EXERCISE DIRECTIONS: What lines of the data include the string "JSON"? Copy them all.

DATA ENTRIES:
--- start ---

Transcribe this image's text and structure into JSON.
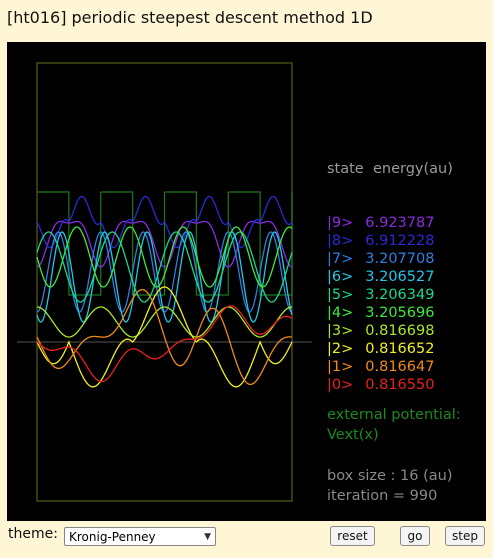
{
  "title": "[ht016] periodic steepest descent method 1D",
  "legend": {
    "header_state": "state",
    "header_energy": "energy(au)",
    "states": [
      {
        "label": "|9>",
        "energy": "6.923787",
        "color": "#8a2be2"
      },
      {
        "label": "|8>",
        "energy": "6.912228",
        "color": "#2a2ad8"
      },
      {
        "label": "|7>",
        "energy": "3.207708",
        "color": "#2f7fe0"
      },
      {
        "label": "|6>",
        "energy": "3.206527",
        "color": "#22c8e8"
      },
      {
        "label": "|5>",
        "energy": "3.206349",
        "color": "#18d890"
      },
      {
        "label": "|4>",
        "energy": "3.205696",
        "color": "#3ee83e"
      },
      {
        "label": "|3>",
        "energy": "0.816698",
        "color": "#a8e82a"
      },
      {
        "label": "|2>",
        "energy": "0.816652",
        "color": "#f0f020"
      },
      {
        "label": "|1>",
        "energy": "0.816647",
        "color": "#f08a18"
      },
      {
        "label": "|0>",
        "energy": "0.816550",
        "color": "#e82020"
      }
    ]
  },
  "potential": {
    "line1": "external potential:",
    "line2": "Vext(x)",
    "color": "#1d7a1d"
  },
  "info": {
    "box_size": "box size : 16 (au)",
    "iteration": "iteration = 990"
  },
  "controls": {
    "theme_label": "theme:",
    "theme_value": "Kronig-Penney",
    "reset_label": "reset",
    "go_label": "go",
    "step_label": "step"
  }
}
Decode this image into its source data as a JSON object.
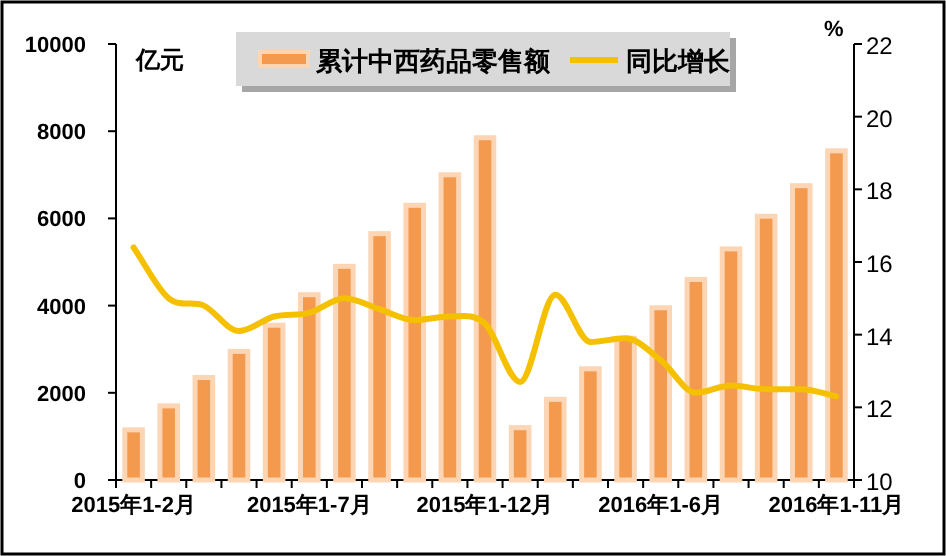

--- end ---

TASK SOLUTION:
Transcribe this image's text and structure into JSON.
Decode this image into its source data as a JSON object.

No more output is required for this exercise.